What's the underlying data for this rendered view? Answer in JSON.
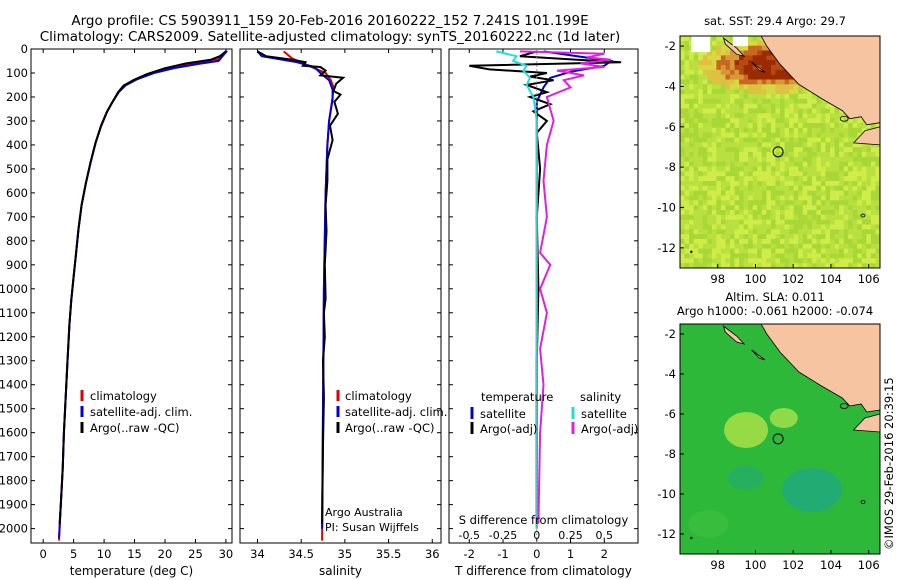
{
  "header": {
    "line1": "Argo profile: CS 5903911_159 20-Feb-2016 20160222_152 7.241S 101.199E",
    "line2": "Climatology: CARS2009. Satellite-adjusted climatology: synTS_20160222.nc (1d later)"
  },
  "colors": {
    "climatology": "#e00000",
    "satellite": "#0000e0",
    "argo": "#000000",
    "sat_temp": "#0000cc",
    "sat_sal": "#22dddd",
    "argo_sal": "#e020e0"
  },
  "chart_data": [
    {
      "type": "line",
      "id": "temperature",
      "xlabel": "temperature (deg C)",
      "xlim": [
        -2,
        31
      ],
      "ylim": [
        2060,
        0
      ],
      "xticks": [
        0,
        5,
        10,
        15,
        20,
        25,
        30
      ],
      "yticks": [
        0,
        100,
        200,
        300,
        400,
        500,
        600,
        700,
        800,
        900,
        1000,
        1100,
        1200,
        1300,
        1400,
        1500,
        1600,
        1700,
        1800,
        1900,
        2000
      ],
      "legend": [
        "climatology",
        "satellite-adj. clim.",
        "Argo(..raw -QC)"
      ],
      "series": [
        {
          "name": "climatology",
          "key": "climatology",
          "points": [
            [
              30,
              8
            ],
            [
              29.6,
              25
            ],
            [
              28.5,
              45
            ],
            [
              26,
              55
            ],
            [
              22.5,
              72
            ],
            [
              19,
              92
            ],
            [
              16,
              118
            ],
            [
              13.5,
              150
            ],
            [
              12.5,
              175
            ],
            [
              11.5,
              215
            ],
            [
              10.5,
              260
            ],
            [
              9.5,
              320
            ],
            [
              8.6,
              390
            ],
            [
              7.8,
              470
            ],
            [
              7,
              560
            ],
            [
              6.3,
              650
            ],
            [
              5.8,
              750
            ],
            [
              5.4,
              850
            ],
            [
              5,
              950
            ],
            [
              4.6,
              1050
            ],
            [
              4.3,
              1150
            ],
            [
              4,
              1300
            ],
            [
              3.7,
              1450
            ],
            [
              3.4,
              1600
            ],
            [
              3.2,
              1750
            ],
            [
              2.9,
              1900
            ],
            [
              2.6,
              2050
            ]
          ]
        },
        {
          "name": "satellite-adj. clim.",
          "key": "satellite",
          "points": [
            [
              30.2,
              8
            ],
            [
              29.6,
              25
            ],
            [
              28.8,
              50
            ],
            [
              25.5,
              62
            ],
            [
              21.5,
              80
            ],
            [
              18.2,
              100
            ],
            [
              15.5,
              125
            ],
            [
              13.5,
              152
            ],
            [
              12.4,
              180
            ],
            [
              11.4,
              220
            ],
            [
              10.4,
              265
            ],
            [
              9.5,
              322
            ],
            [
              8.6,
              392
            ],
            [
              7.8,
              472
            ],
            [
              7,
              562
            ],
            [
              6.3,
              652
            ],
            [
              5.8,
              752
            ],
            [
              5.4,
              852
            ],
            [
              5,
              952
            ],
            [
              4.6,
              1052
            ],
            [
              4.3,
              1152
            ],
            [
              4,
              1302
            ],
            [
              3.7,
              1452
            ],
            [
              3.4,
              1602
            ],
            [
              3.2,
              1752
            ],
            [
              2.9,
              1902
            ],
            [
              2.6,
              2040
            ]
          ]
        },
        {
          "name": "Argo(..raw -QC)",
          "key": "argo",
          "points": [
            [
              30,
              10
            ],
            [
              29,
              30
            ],
            [
              27.5,
              45
            ],
            [
              23.5,
              60
            ],
            [
              20,
              80
            ],
            [
              17,
              105
            ],
            [
              14.8,
              130
            ],
            [
              13.2,
              152
            ],
            [
              12.3,
              180
            ],
            [
              11.4,
              220
            ],
            [
              10.5,
              262
            ],
            [
              9.5,
              322
            ],
            [
              8.6,
              390
            ],
            [
              7.8,
              470
            ],
            [
              7,
              560
            ],
            [
              6.3,
              650
            ],
            [
              5.8,
              750
            ],
            [
              5.4,
              850
            ],
            [
              5,
              950
            ],
            [
              4.6,
              1050
            ],
            [
              4.3,
              1150
            ],
            [
              4,
              1300
            ],
            [
              3.7,
              1450
            ],
            [
              3.4,
              1600
            ],
            [
              3.2,
              1750
            ],
            [
              2.9,
              1900
            ],
            [
              2.7,
              1980
            ]
          ]
        }
      ]
    },
    {
      "type": "line",
      "id": "salinity",
      "xlabel": "salinity",
      "xlim": [
        33.8,
        36.1
      ],
      "ylim": [
        2060,
        0
      ],
      "xticks": [
        34,
        34.5,
        35,
        35.5,
        36
      ],
      "legend": [
        "climatology",
        "satellite-adj. clim.",
        "Argo(..raw -QC)"
      ],
      "annotation": [
        "Argo Australia",
        "PI: Susan Wijffels"
      ],
      "series": [
        {
          "name": "climatology",
          "key": "climatology",
          "points": [
            [
              34.3,
              10
            ],
            [
              34.4,
              40
            ],
            [
              34.65,
              80
            ],
            [
              34.78,
              100
            ],
            [
              34.84,
              130
            ],
            [
              34.87,
              160
            ],
            [
              34.86,
              200
            ],
            [
              34.82,
              300
            ],
            [
              34.8,
              400
            ],
            [
              34.78,
              600
            ],
            [
              34.76,
              1000
            ],
            [
              34.75,
              1500
            ],
            [
              34.74,
              2050
            ]
          ]
        },
        {
          "name": "satellite-adj. clim.",
          "key": "satellite",
          "points": [
            [
              34.0,
              10
            ],
            [
              34.05,
              30
            ],
            [
              34.45,
              55
            ],
            [
              34.65,
              75
            ],
            [
              34.72,
              100
            ],
            [
              34.82,
              130
            ],
            [
              34.86,
              170
            ],
            [
              34.86,
              210
            ],
            [
              34.82,
              300
            ],
            [
              34.8,
              400
            ],
            [
              34.78,
              600
            ],
            [
              34.76,
              1000
            ],
            [
              34.75,
              1500
            ],
            [
              34.74,
              2000
            ]
          ]
        },
        {
          "name": "Argo(..raw -QC)",
          "key": "argo",
          "points": [
            [
              34.0,
              10
            ],
            [
              34.1,
              30
            ],
            [
              34.4,
              45
            ],
            [
              34.55,
              55
            ],
            [
              34.52,
              70
            ],
            [
              34.72,
              75
            ],
            [
              34.78,
              90
            ],
            [
              34.72,
              110
            ],
            [
              34.98,
              120
            ],
            [
              34.9,
              145
            ],
            [
              34.87,
              175
            ],
            [
              34.95,
              190
            ],
            [
              34.88,
              220
            ],
            [
              34.92,
              270
            ],
            [
              34.83,
              320
            ],
            [
              34.86,
              380
            ],
            [
              34.8,
              460
            ],
            [
              34.8,
              550
            ],
            [
              34.78,
              650
            ],
            [
              34.79,
              760
            ],
            [
              34.77,
              900
            ],
            [
              34.78,
              1040
            ],
            [
              34.76,
              1100
            ],
            [
              34.77,
              1200
            ],
            [
              34.75,
              1300
            ],
            [
              34.76,
              1450
            ],
            [
              34.75,
              1650
            ],
            [
              34.74,
              1980
            ]
          ]
        }
      ]
    },
    {
      "type": "line",
      "id": "differences",
      "xlabel": "T difference from climatology",
      "xlabel_top": "S difference from climatology",
      "xlim": [
        -2.6,
        3.0
      ],
      "ylim": [
        2060,
        0
      ],
      "xticks": [
        -2,
        -1,
        0,
        1,
        2
      ],
      "top_tick_labels": [
        "-0.5",
        "-0.25",
        "0",
        "0.25",
        "0.5"
      ],
      "legend_left_title": "temperature",
      "legend_right_title": "salinity",
      "legend": [
        "satellite",
        "Argo(-adj)",
        "satellite",
        "Argo(-adj)"
      ],
      "series": [
        {
          "name": "satellite",
          "key": "sat_temp",
          "points": [
            [
              0.2,
              10
            ],
            [
              1.2,
              30
            ],
            [
              2.2,
              50
            ],
            [
              2.0,
              70
            ],
            [
              1.0,
              95
            ],
            [
              0.4,
              120
            ],
            [
              0.2,
              160
            ],
            [
              0,
              220
            ],
            [
              0,
              400
            ],
            [
              0,
              700
            ],
            [
              0,
              1000
            ],
            [
              0,
              1500
            ],
            [
              0,
              2000
            ]
          ]
        },
        {
          "name": "Argo(-adj)",
          "key": "argo",
          "points": [
            [
              0,
              10
            ],
            [
              -0.5,
              30
            ],
            [
              1.2,
              45
            ],
            [
              2.5,
              55
            ],
            [
              -2.0,
              70
            ],
            [
              -1.4,
              85
            ],
            [
              0.3,
              100
            ],
            [
              -0.2,
              115
            ],
            [
              0.5,
              130
            ],
            [
              -0.3,
              150
            ],
            [
              0.3,
              180
            ],
            [
              -0.2,
              200
            ],
            [
              0.4,
              230
            ],
            [
              -0.1,
              260
            ],
            [
              0.3,
              300
            ],
            [
              0,
              350
            ],
            [
              0.1,
              500
            ],
            [
              0,
              700
            ],
            [
              0.05,
              1000
            ],
            [
              0,
              1300
            ],
            [
              0,
              1600
            ],
            [
              0,
              1980
            ]
          ]
        },
        {
          "name": "satellite",
          "key": "sat_sal",
          "points": [
            [
              -1.2,
              10
            ],
            [
              -0.6,
              30
            ],
            [
              -0.7,
              50
            ],
            [
              -0.3,
              70
            ],
            [
              -0.4,
              90
            ],
            [
              -0.2,
              120
            ],
            [
              -0.3,
              150
            ],
            [
              -0.1,
              200
            ],
            [
              0,
              300
            ],
            [
              0,
              500
            ],
            [
              0,
              800
            ],
            [
              0,
              1100
            ],
            [
              0,
              1500
            ],
            [
              0,
              2000
            ]
          ]
        },
        {
          "name": "Argo(-adj)",
          "key": "argo_sal",
          "points": [
            [
              -0.5,
              10
            ],
            [
              2.0,
              20
            ],
            [
              1.5,
              35
            ],
            [
              2.2,
              45
            ],
            [
              1.3,
              60
            ],
            [
              2.0,
              75
            ],
            [
              0.6,
              90
            ],
            [
              1.4,
              110
            ],
            [
              0.8,
              130
            ],
            [
              1.0,
              160
            ],
            [
              0.3,
              200
            ],
            [
              0.5,
              300
            ],
            [
              0.3,
              400
            ],
            [
              0.2,
              550
            ],
            [
              0.3,
              700
            ],
            [
              0.1,
              850
            ],
            [
              0.4,
              900
            ],
            [
              0.1,
              1000
            ],
            [
              0.3,
              1100
            ],
            [
              0.1,
              1250
            ],
            [
              0.2,
              1400
            ],
            [
              0.1,
              1600
            ],
            [
              0.05,
              1980
            ]
          ]
        }
      ]
    },
    {
      "type": "heatmap",
      "id": "sst_map",
      "title": "sat. SST: 29.4  Argo: 29.7",
      "xticks": [
        98,
        100,
        102,
        104,
        106
      ],
      "yticks": [
        -2,
        -4,
        -6,
        -8,
        -10,
        -12
      ],
      "xlim": [
        96,
        106.6
      ],
      "ylim": [
        -13,
        -1.5
      ],
      "argo_position": [
        101.199,
        -7.241
      ]
    },
    {
      "type": "heatmap",
      "id": "sla_map",
      "title": "Altim. SLA: 0.011",
      "subtitle": "Argo h1000: -0.061  h2000: -0.074",
      "xticks": [
        98,
        100,
        102,
        104,
        106
      ],
      "yticks": [
        -2,
        -4,
        -6,
        -8,
        -10,
        -12
      ],
      "xlim": [
        96,
        106.6
      ],
      "ylim": [
        -13,
        -1.5
      ],
      "argo_position": [
        101.199,
        -7.241
      ]
    }
  ],
  "footer": {
    "credit": "©IMOS 29-Feb-2016 20:39:15"
  }
}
==================================================
Lines holding the word "from" should be counted across the entries; state only how many there are.

2